───── Article
# Little Johnny - Again



## YoungOldUn (Apr 12, 2011)

For his birthday, little Johnnie asked for a 10-speed bicycle.

His father said, 'Son, we'd give you one, but the mortgage on this house is $280,000 and your mother just lost her job. 
There's no way we can afford it.'

The next day the father saw little Johnnie heading out the front door with a suitcase. 
So he asked, 'Son, where are you going?'

Little Johnnie told him, 'I was walking past your room last night and heard you telling mom you were pulling out. 
Then I heard her tell you to wait because she was coming too. 
And I'll be damned if I'm staying here by myself with a $280,000 mortgage and no f*#ken bike.


----------



## basky (May 26, 2009)

:lol: :lol:


----------



## NickG (Aug 15, 2013)

:lol: :lol: :lol:


----------



## davelincs (Jan 1, 2010)

:lol:


----------



## jalms (May 24, 2009)

Priceless!!

Enviado do meu GT-I9505 através de Tapatalk


----------



## FraggleMeTimbers (Apr 11, 2014)




----------



## Hoggy (May 8, 2002)

:lol: :lol: :lol: 
Hoggy.


----------



## Monkey Hanger (Sep 29, 2012)

:lol: :lol: :lol:


----------



## DENO 905 (Mar 29, 2014)

:lol: :lol:


----------



## badbob (Apr 15, 2014)

Here's a Little Johnny joke I like:

The teacher is standing in front of the class and she calls out to Jimmy to stand up and tell everyone what his father does for a living.
Jimmy stands up and says 'My father is a lawyer'.
'That's very good' says the teacher. 'What about you Jenny?'.
Jenny stands up and says 'My father is a doctor'.
'That's very good' says the teacher 'What about you Johnny?'
Johnny stands up and says 'My father doesn't do anything for a living, he is dead'.
'Oh dear', says the teacher. 'What did he do before he died?'
To which Johnny replies 'He went Uuuuuurrrrrggghhhhhh'.


----------



## YoungOldUn (Apr 12, 2011)

:lol: :lol:


----------



## peachy2501 (May 12, 2015)




----------



## Dreams1966 (Oct 27, 2014)

Both V good


----------



## Coisty06 (Dec 20, 2011)

Haha, very good


----------
──────────
───── Data segment
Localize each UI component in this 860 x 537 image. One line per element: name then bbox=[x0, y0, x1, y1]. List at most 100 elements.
──────────
* Required actions
a) In the Little Johnny thread, give the stretch from "For his birthday, little" through "with a suitcase." again, switching "suitcase" for "backpack".
b) Using the Little Johnny thread, say whether each statement agrees with it, answering yes or no and quoting the deciding words: (i) The mortgage on the family's house is $280,000. (ii) Little Johnnie asked for a 5-speed bicycle for his birthday. (iii) In the joke about the teacher, Jenny says her father is a lawyer.

* Results by task
a)
For his birthday, little Johnnie asked for a 10-speed bicycle.

His father said, 'Son, we'd give you one, but the mortgage on this house is $280,000 and your mother just lost her job. 
There's no way we can afford it.'

The next day the father saw little Johnnie heading out the front door with a backpack.

b)
(i) Yes: "the mortgage on this house is $280,000"
(ii) No: "little Johnnie asked for a 10-speed bicycle"
(iii) No: "Jenny stands up and says 'My father is a doctor'"